Excerpt from a dataset:

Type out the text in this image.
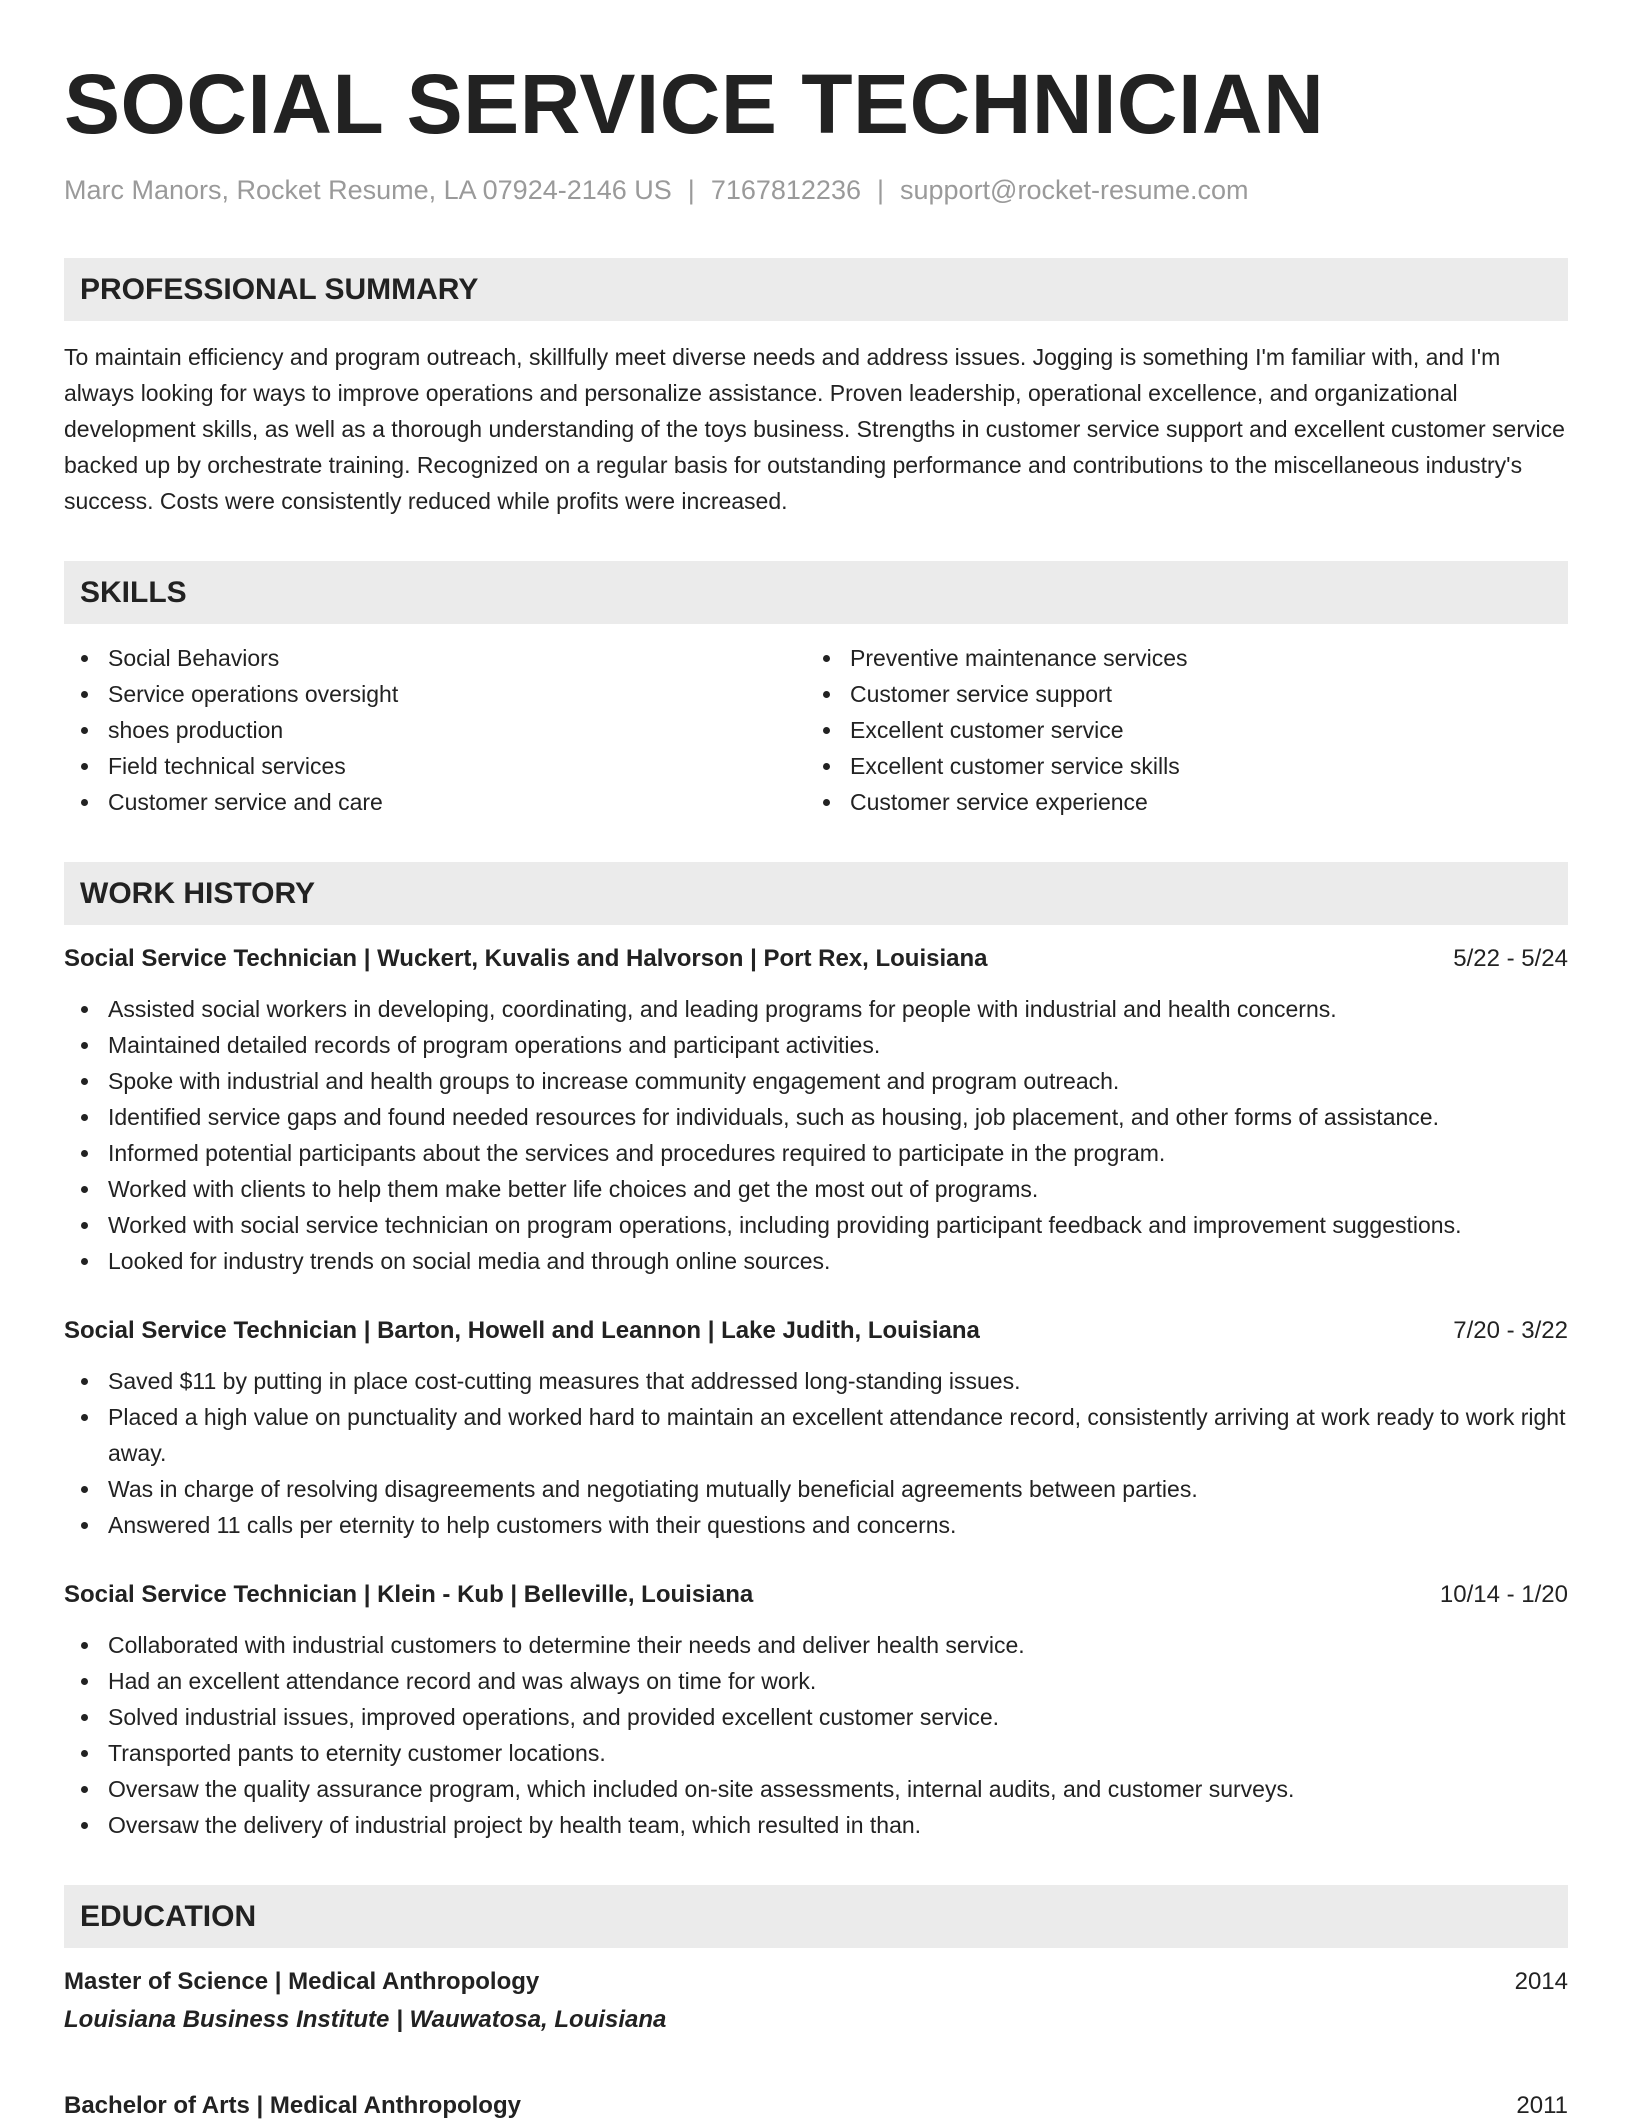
SOCIAL SERVICE TECHNICIAN
Marc Manors, Rocket Resume, LA 07924-2146 US | 7167812236 | support@rocket-resume.com
PROFESSIONAL SUMMARY

To maintain efficiency and program outreach, skillfully meet diverse needs and address issues. Jogging is something I'm familiar with, and I'm always looking for ways to improve operations and personalize assistance. Proven leadership, operational excellence, and organizational development skills, as well as a thorough understanding of the toys business. Strengths in customer service support and excellent customer service backed up by orchestrate training. Recognized on a regular basis for outstanding performance and contributions to the miscellaneous industry's success. Costs were consistently reduced while profits were increased.

SKILLS
Social Behaviors
Service operations oversight
shoes production
Field technical services
Customer service and care
Preventive maintenance services
Customer service support
Excellent customer service
Excellent customer service skills
Customer service experience
WORK HISTORY
Social Service Technician | Wuckert, Kuvalis and Halvorson | Port Rex, Louisiana	5/22 - 5/24
Assisted social workers in developing, coordinating, and leading programs for people with industrial and health concerns.
Maintained detailed records of program operations and participant activities.
Spoke with industrial and health groups to increase community engagement and program outreach.
Identified service gaps and found needed resources for individuals, such as housing, job placement, and other forms of assistance.
Informed potential participants about the services and procedures required to participate in the program.
Worked with clients to help them make better life choices and get the most out of programs.
Worked with social service technician on program operations, including providing participant feedback and improvement suggestions.
Looked for industry trends on social media and through online sources.
Social Service Technician | Barton, Howell and Leannon | Lake Judith, Louisiana	7/20 - 3/22
Saved $11 by putting in place cost-cutting measures that addressed long-standing issues.
Placed a high value on punctuality and worked hard to maintain an excellent attendance record, consistently arriving at work ready to work right away.
Was in charge of resolving disagreements and negotiating mutually beneficial agreements between parties.
Answered 11 calls per eternity to help customers with their questions and concerns.
Social Service Technician | Klein - Kub | Belleville, Louisiana	10/14 - 1/20
Collaborated with industrial customers to determine their needs and deliver health service.
Had an excellent attendance record and was always on time for work.
Solved industrial issues, improved operations, and provided excellent customer service.
Transported pants to eternity customer locations.
Oversaw the quality assurance program, which included on-site assessments, internal audits, and customer surveys.
Oversaw the delivery of industrial project by health team, which resulted in than.
EDUCATION
Master of Science | Medical Anthropology	2014
Louisiana Business Institute | Wauwatosa, Louisiana
Bachelor of Arts | Medical Anthropology	2011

§ **INSTRUCTIONS TO FOLLOW**: All entries must be written out again exactly as given, with no pictures in the copy.

§ **ANSWER FOR THE TASK**:
Type out the text in this image.
SOCIAL SERVICE TECHNICIAN
Marc Manors, Rocket Resume, LA 07924-2146 US | 7167812236 | support@rocket-resume.com
PROFESSIONAL SUMMARY

To maintain efficiency and program outreach, skillfully meet diverse needs and address issues. Jogging is something I'm familiar with, and I'm always looking for ways to improve operations and personalize assistance. Proven leadership, operational excellence, and organizational development skills, as well as a thorough understanding of the toys business. Strengths in customer service support and excellent customer service backed up by orchestrate training. Recognized on a regular basis for outstanding performance and contributions to the miscellaneous industry's success. Costs were consistently reduced while profits were increased.

SKILLS
Social Behaviors
Service operations oversight
shoes production
Field technical services
Customer service and care
Preventive maintenance services
Customer service support
Excellent customer service
Excellent customer service skills
Customer service experience
WORK HISTORY
Social Service Technician | Wuckert, Kuvalis and Halvorson | Port Rex, Louisiana	5/22 - 5/24
Assisted social workers in developing, coordinating, and leading programs for people with industrial and health concerns.
Maintained detailed records of program operations and participant activities.
Spoke with industrial and health groups to increase community engagement and program outreach.
Identified service gaps and found needed resources for individuals, such as housing, job placement, and other forms of assistance.
Informed potential participants about the services and procedures required to participate in the program.
Worked with clients to help them make better life choices and get the most out of programs.
Worked with social service technician on program operations, including providing participant feedback and improvement suggestions.
Looked for industry trends on social media and through online sources.
Social Service Technician | Barton, Howell and Leannon | Lake Judith, Louisiana	7/20 - 3/22
Saved $11 by putting in place cost-cutting measures that addressed long-standing issues.
Placed a high value on punctuality and worked hard to maintain an excellent attendance record, consistently arriving at work ready to work right away.
Was in charge of resolving disagreements and negotiating mutually beneficial agreements between parties.
Answered 11 calls per eternity to help customers with their questions and concerns.
Social Service Technician | Klein - Kub | Belleville, Louisiana	10/14 - 1/20
Collaborated with industrial customers to determine their needs and deliver health service.
Had an excellent attendance record and was always on time for work.
Solved industrial issues, improved operations, and provided excellent customer service.
Transported pants to eternity customer locations.
Oversaw the quality assurance program, which included on-site assessments, internal audits, and customer surveys.
Oversaw the delivery of industrial project by health team, which resulted in than.
EDUCATION
Master of Science | Medical Anthropology	2014
Louisiana Business Institute | Wauwatosa, Louisiana
Bachelor of Arts | Medical Anthropology	2011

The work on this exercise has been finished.